* START DATA EXTRACT *

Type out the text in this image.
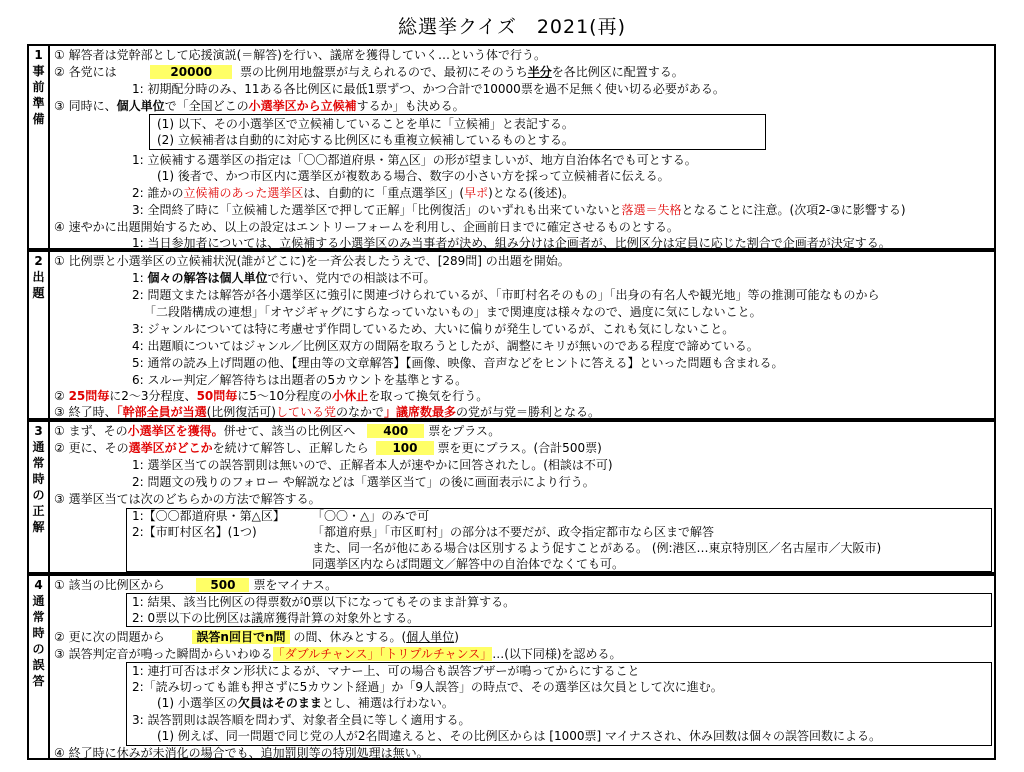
総選挙クイズ　2021(再)
1
事
前
準
備
① 解答者は党幹部として応援演説(＝解答)を行い、議席を獲得していく…という体で行う。
② 各党には	20000 票の比例用地盤票が与えられるので、最初にそのうち半分を各比例区に配置する。
1: 初期配分時のみ、11ある各比例区に最低1票ずつ、かつ合計で10000票を過不足無く使い切る必要がある。
③ 同時に、個人単位で「全国どこの小選挙区から立候補するか」も決める。
(1) 以下、その小選挙区で立候補していることを単に「立候補」と表記する。
(2) 立候補者は自動的に対応する比例区にも重複立候補しているものとする。
1: 立候補する選挙区の指定は「〇〇都道府県・第△区」の形が望ましいが、地方自治体名でも可とする。
(1) 後者で、かつ市区内に選挙区が複数ある場合、数字の小さい方を採って立候補者に伝える。
2: 誰かの立候補のあった選挙区は、自動的に「重点選挙区」(早ポ)となる(後述)。
3: 全問終了時に「立候補した選挙区で押して正解」「比例復活」のいずれも出来ていないと落選＝失格となることに注意。(次項2-③に影響する)
④ 速やかに出題開始するため、以上の設定はエントリーフォームを利用し、企画前日までに確定させるものとする。
1: 当日参加者については、立候補する小選挙区のみ当事者が決め、組み分けは企画者が、比例区分は定員に応じた割合で企画者が決定する。
2
出
題
① 比例票と小選挙区の立候補状況(誰がどこに)を一斉公表したうえで、[289問] の出題を開始。
1: 個々の解答は個人単位で行い、党内での相談は不可。
2: 問題文または解答が各小選挙区に強引に関連づけられているが、「市町村名そのもの」「出身の有名人や観光地」等の推測可能なものから
「二段階構成の連想」「オヤジギャグにすらなっていないもの」まで関連度は様々なので、過度に気にしないこと。
3: ジャンルについては特に考慮せず作問しているため、大いに偏りが発生しているが、これも気にしないこと。
4: 出題順についてはジャンル／比例区双方の間隔を取ろうとしたが、調整にキリが無いのである程度で諦めている。
5: 通常の読み上げ問題の他、【理由等の文章解答】【画像、映像、音声などをヒントに答える】といった問題も含まれる。
6: スルー判定／解答待ちは出題者の5カウントを基準とする。
② 25問毎に2～3分程度、50問毎に5～10分程度の小休止を取って換気を行う。
③ 終了時、「幹部全員が当選(比例復活可)している党のなかで」議席数最多の党が与党＝勝利となる。
3
通
常
時
の
正
解
① まず、その小選挙区を獲得。併せて、該当の比例区へ 400 票をプラス。
② 更に、その選挙区がどこかを続けて解答し、正解したら 100 票を更にプラス。(合計500票)
1: 選挙区当ての誤答罰則は無いので、正解者本人が速やかに回答されたし。(相談は不可)
2: 問題文の残りのフォロー や解説などは「選挙区当て」の後に画面表示により行う。
③ 選挙区当ては次のどちらかの方法で解答する。
1:【〇〇都道府県・第△区】 「〇〇・△」のみで可
2:【市町村区名】(1つ)	「都道府県」「市区町村」の部分は不要だが、政令指定都市なら区まで解答
また、同一名が他にある場合は区別するよう促すことがある。 (例:港区…東京特別区／名古屋市／大阪市)
同選挙区内ならば問題文／解答中の自治体でなくても可。
4
通
常
時
の
誤
答
① 該当の比例区から	500 票をマイナス。
1: 結果、該当比例区の得票数が0票以下になってもそのまま計算する。
2: 0票以下の比例区は議席獲得計算の対象外とする。
② 更に次の問題から	誤答n回目でn問 の間、休みとする。(個人単位)
③ 誤答判定音が鳴った瞬間からいわゆる「ダブルチャンス」「トリプルチャンス」…(以下同様)を認める。
1: 連打可否はボタン形状によるが、マナー上、可の場合も誤答ブザーが鳴ってからにすること
2:「読み切っても誰も押さずに5カウント経過」か「9人誤答」の時点で、その選挙区は欠員として次に進む。
(1) 小選挙区の欠員はそのままとし、補選は行わない。
3: 誤答罰則は誤答順を問わず、対象者全員に等しく適用する。
(1) 例えば、同一問題で同じ党の人が2名間違えると、その比例区からは [1000票] マイナスされ、休み回数は個々の誤答回数による。
④ 終了時に休みが未消化の場合でも、追加罰則等の特別処理は無い。
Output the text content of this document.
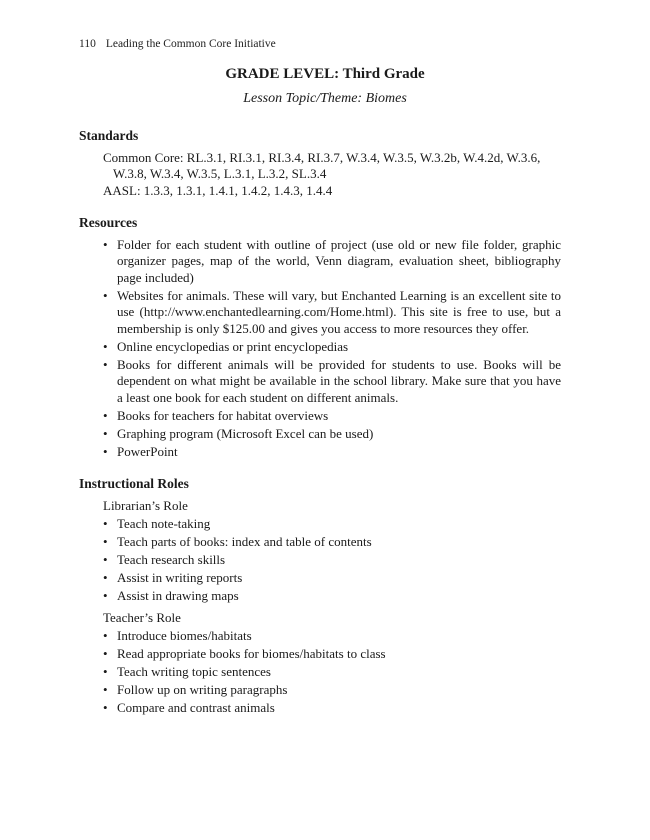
110 Leading the Common Core Initiative
GRADE LEVEL: Third Grade
Lesson Topic/Theme: Biomes
Standards
Common Core: RL.3.1, RI.3.1, RI.3.4, RI.3.7, W.3.4, W.3.5, W.3.2b, W.4.2d, W.3.6, W.3.8, W.3.4, W.3.5, L.3.1, L.3.2, SL.3.4
AASL: 1.3.3, 1.3.1, 1.4.1, 1.4.2, 1.4.3, 1.4.4
Resources
• Folder for each student with outline of project (use old or new file folder, graphic organizer pages, map of the world, Venn diagram, evaluation sheet, bibliography page included)
• Websites for animals. These will vary, but Enchanted Learning is an excellent site to use (http://www.enchantedlearning.com/Home.html). This site is free to use, but a membership is only $125.00 and gives you access to more resources they offer.
• Online encyclopedias or print encyclopedias
• Books for different animals will be provided for students to use. Books will be dependent on what might be available in the school library. Make sure that you have a least one book for each student on different animals.
• Books for teachers for habitat overviews
• Graphing program (Microsoft Excel can be used)
• PowerPoint
Instructional Roles
Librarian’s Role
• Teach note-taking
• Teach parts of books: index and table of contents
• Teach research skills
• Assist in writing reports
• Assist in drawing maps
Teacher’s Role
• Introduce biomes/habitats
• Read appropriate books for biomes/habitats to class
• Teach writing topic sentences
• Follow up on writing paragraphs
• Compare and contrast animals
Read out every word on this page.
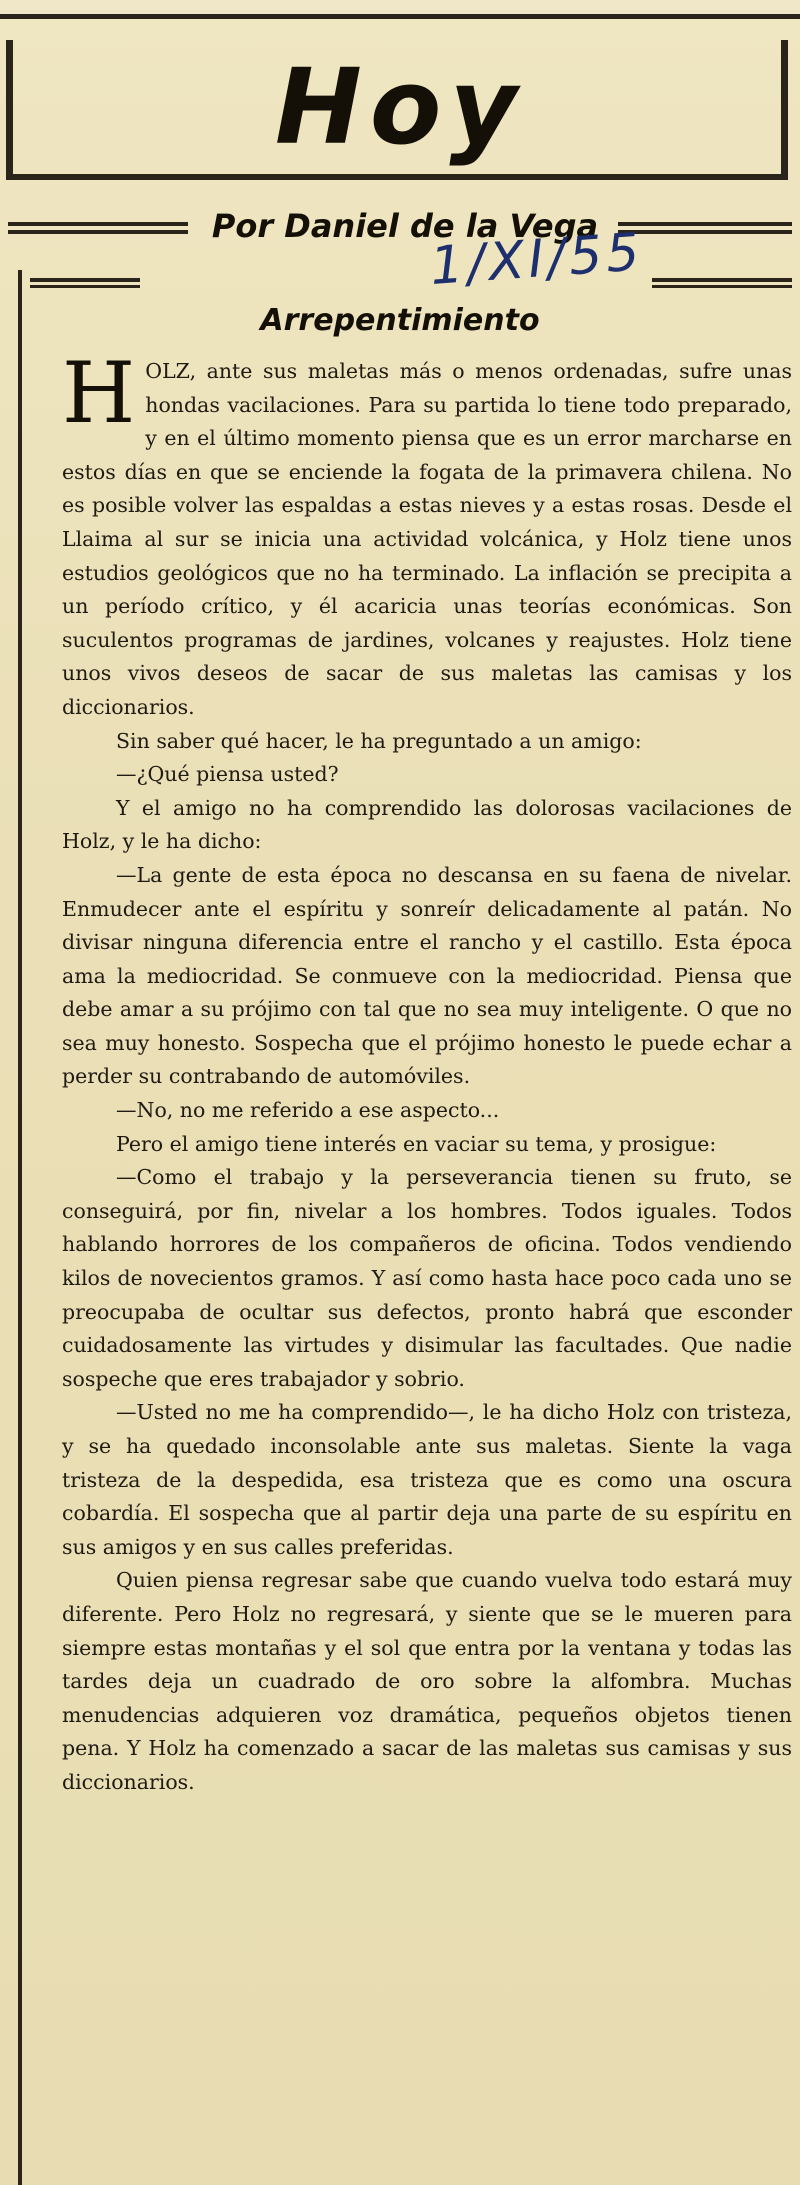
Hoy
Por Daniel de la Vega
1/XI/55
Arrepentimiento

HOLZ, ante sus maletas más o menos ordenadas, sufre unas hondas vacilaciones. Para su partida lo tiene todo preparado, y en el último momento piensa que es un error marcharse en estos días en que se enciende la fogata de la primavera chilena. No es posible volver las espaldas a estas nieves y a estas rosas. Desde el Llaima al sur se inicia una actividad volcánica, y Holz tiene unos estudios geológicos que no ha terminado. La inflación se precipita a un período crítico, y él acaricia unas teorías económicas. Son suculentos programas de jardines, volcanes y reajustes. Holz tiene unos vivos deseos de sacar de sus maletas las camisas y los diccionarios.

Sin saber qué hacer, le ha preguntado a un amigo:

—¿Qué piensa usted?

Y el amigo no ha comprendido las dolorosas vacilaciones de Holz, y le ha dicho:

—La gente de esta época no descansa en su faena de nivelar. Enmudecer ante el espíritu y sonreír delicadamente al patán. No divisar ninguna diferencia entre el rancho y el castillo. Esta época ama la mediocridad. Se conmueve con la mediocridad. Piensa que debe amar a su prójimo con tal que no sea muy inteligente. O que no sea muy honesto. Sospecha que el prójimo honesto le puede echar a perder su contrabando de automóviles.

—No, no me referido a ese aspecto...

Pero el amigo tiene interés en vaciar su tema, y prosigue:

—Como el trabajo y la perseverancia tienen su fruto, se conseguirá, por fin, nivelar a los hombres. Todos iguales. Todos hablando horrores de los compañeros de oficina. Todos vendiendo kilos de novecientos gramos. Y así como hasta hace poco cada uno se preocupaba de ocultar sus defectos, pronto habrá que esconder cuidadosamente las virtudes y disimular las facultades. Que nadie sospeche que eres trabajador y sobrio.

—Usted no me ha comprendido—, le ha dicho Holz con tristeza, y se ha quedado inconsolable ante sus maletas. Siente la vaga tristeza de la despedida, esa tristeza que es como una oscura cobardía. El sospecha que al partir deja una parte de su espíritu en sus amigos y en sus calles preferidas.

Quien piensa regresar sabe que cuando vuelva todo estará muy diferente. Pero Holz no regresará, y siente que se le mueren para siempre estas montañas y el sol que entra por la ventana y todas las tardes deja un cuadrado de oro sobre la alfombra. Muchas menudencias adquieren voz dramática, pequeños objetos tienen pena. Y Holz ha comenzado a sacar de las maletas sus camisas y sus diccionarios.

* END DATA EXTRACT *

Within the entries above, work out how many lines contain the word "habitats". The number alone is the answer.

2